# Your task:
Go through the material and write it all out exactly, minus the pictures.

# Input material:
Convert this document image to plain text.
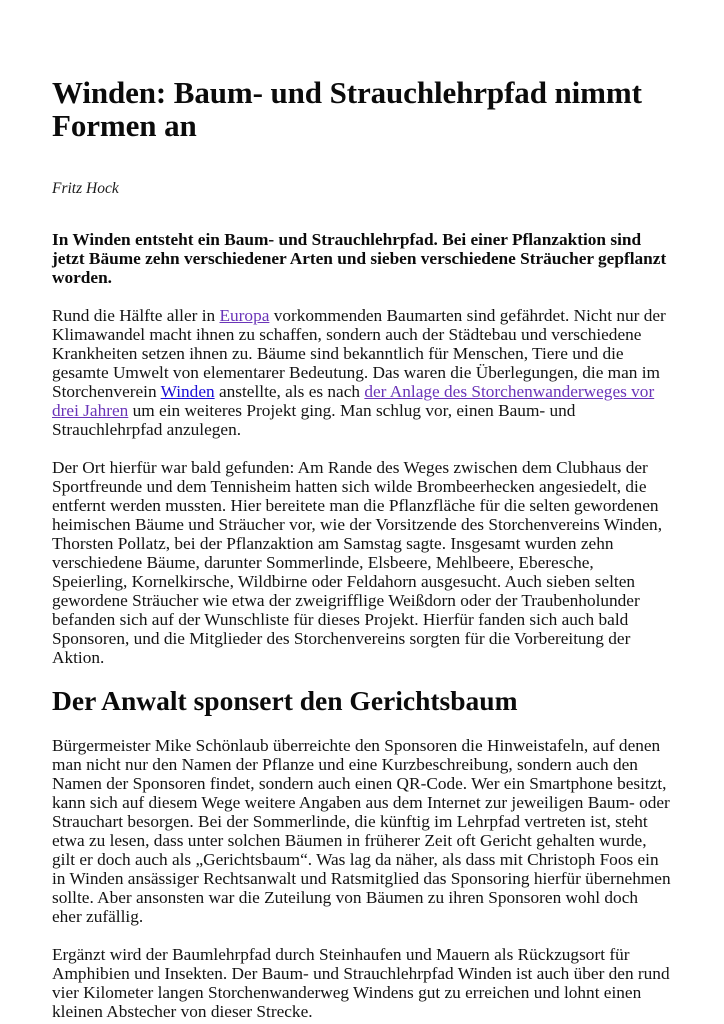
Winden: Baum- und Strauchlehrpfad nimmt Formen an
Fritz Hock

In Winden entsteht ein Baum- und Strauchlehrpfad. Bei einer Pflanzaktion sind jetzt Bäume zehn verschiedener Arten und sieben verschiedene Sträucher gepflanzt worden.

Rund die Hälfte aller in Europa vorkommenden Baumarten sind gefährdet. Nicht nur der Klimawandel macht ihnen zu schaffen, sondern auch der Städtebau und verschiedene Krankheiten setzen ihnen zu. Bäume sind bekanntlich für Menschen, Tiere und die gesamte Umwelt von elementarer Bedeutung. Das waren die Überlegungen, die man im Storchenverein Winden anstellte, als es nach der Anlage des Storchenwanderweges vor drei Jahren um ein weiteres Projekt ging. Man schlug vor, einen Baum- und Strauchlehrpfad anzulegen.

Der Ort hierfür war bald gefunden: Am Rande des Weges zwischen dem Clubhaus der Sportfreunde und dem Tennisheim hatten sich wilde Brombeerhecken angesiedelt, die entfernt werden mussten. Hier bereitete man die Pflanzfläche für die selten gewordenen heimischen Bäume und Sträucher vor, wie der Vorsitzende des Storchenvereins Winden, Thorsten Pollatz, bei der Pflanzaktion am Samstag sagte. Insgesamt wurden zehn verschiedene Bäume, darunter Sommerlinde, Elsbeere, Mehlbeere, Eberesche, Speierling, Kornelkirsche, Wildbirne oder Feldahorn ausgesucht. Auch sieben selten gewordene Sträucher wie etwa der zweigrifflige Weißdorn oder der Traubenholunder befanden sich auf der Wunschliste für dieses Projekt. Hierfür fanden sich auch bald Sponsoren, und die Mitglieder des Storchenvereins sorgten für die Vorbereitung der Aktion.

Der Anwalt sponsert den Gerichtsbaum

Bürgermeister Mike Schönlaub überreichte den Sponsoren die Hinweistafeln, auf denen man nicht nur den Namen der Pflanze und eine Kurzbeschreibung, sondern auch den Namen der Sponsoren findet, sondern auch einen QR-Code. Wer ein Smartphone besitzt, kann sich auf diesem Wege weitere Angaben aus dem Internet zur jeweiligen Baum- oder Strauchart besorgen. Bei der Sommerlinde, die künftig im Lehrpfad vertreten ist, steht etwa zu lesen, dass unter solchen Bäumen in früherer Zeit oft Gericht gehalten wurde, gilt er doch auch als „Gerichtsbaum“. Was lag da näher, als dass mit Christoph Foos ein in Winden ansässiger Rechtsanwalt und Ratsmitglied das Sponsoring hierfür übernehmen sollte. Aber ansonsten war die Zuteilung von Bäumen zu ihren Sponsoren wohl doch eher zufällig.

Ergänzt wird der Baumlehrpfad durch Steinhaufen und Mauern als Rückzugsort für Amphibien und Insekten. Der Baum- und Strauchlehrpfad Winden ist auch über den rund vier Kilometer langen Storchenwanderweg Windens gut zu erreichen und lohnt einen kleinen Abstecher von dieser Strecke.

# Output:
Convert this document image to plain text.
Winden: Baum- und Strauchlehrpfad nimmt Formen an
Fritz Hock

In Winden entsteht ein Baum- und Strauchlehrpfad. Bei einer Pflanzaktion sind jetzt Bäume zehn verschiedener Arten und sieben verschiedene Sträucher gepflanzt worden.

Rund die Hälfte aller in Europa vorkommenden Baumarten sind gefährdet. Nicht nur der Klimawandel macht ihnen zu schaffen, sondern auch der Städtebau und verschiedene Krankheiten setzen ihnen zu. Bäume sind bekanntlich für Menschen, Tiere und die gesamte Umwelt von elementarer Bedeutung. Das waren die Überlegungen, die man im Storchenverein Winden anstellte, als es nach der Anlage des Storchenwanderweges vor drei Jahren um ein weiteres Projekt ging. Man schlug vor, einen Baum- und Strauchlehrpfad anzulegen.

Der Ort hierfür war bald gefunden: Am Rande des Weges zwischen dem Clubhaus der Sportfreunde und dem Tennisheim hatten sich wilde Brombeerhecken angesiedelt, die entfernt werden mussten. Hier bereitete man die Pflanzfläche für die selten gewordenen heimischen Bäume und Sträucher vor, wie der Vorsitzende des Storchenvereins Winden, Thorsten Pollatz, bei der Pflanzaktion am Samstag sagte. Insgesamt wurden zehn verschiedene Bäume, darunter Sommerlinde, Elsbeere, Mehlbeere, Eberesche, Speierling, Kornelkirsche, Wildbirne oder Feldahorn ausgesucht. Auch sieben selten gewordene Sträucher wie etwa der zweigrifflige Weißdorn oder der Traubenholunder befanden sich auf der Wunschliste für dieses Projekt. Hierfür fanden sich auch bald Sponsoren, und die Mitglieder des Storchenvereins sorgten für die Vorbereitung der Aktion.

Der Anwalt sponsert den Gerichtsbaum

Bürgermeister Mike Schönlaub überreichte den Sponsoren die Hinweistafeln, auf denen man nicht nur den Namen der Pflanze und eine Kurzbeschreibung, sondern auch den Namen der Sponsoren findet, sondern auch einen QR-Code. Wer ein Smartphone besitzt, kann sich auf diesem Wege weitere Angaben aus dem Internet zur jeweiligen Baum- oder Strauchart besorgen. Bei der Sommerlinde, die künftig im Lehrpfad vertreten ist, steht etwa zu lesen, dass unter solchen Bäumen in früherer Zeit oft Gericht gehalten wurde, gilt er doch auch als „Gerichtsbaum“. Was lag da näher, als dass mit Christoph Foos ein in Winden ansässiger Rechtsanwalt und Ratsmitglied das Sponsoring hierfür übernehmen sollte. Aber ansonsten war die Zuteilung von Bäumen zu ihren Sponsoren wohl doch eher zufällig.

Ergänzt wird der Baumlehrpfad durch Steinhaufen und Mauern als Rückzugsort für Amphibien und Insekten. Der Baum- und Strauchlehrpfad Winden ist auch über den rund vier Kilometer langen Storchenwanderweg Windens gut zu erreichen und lohnt einen kleinen Abstecher von dieser Strecke.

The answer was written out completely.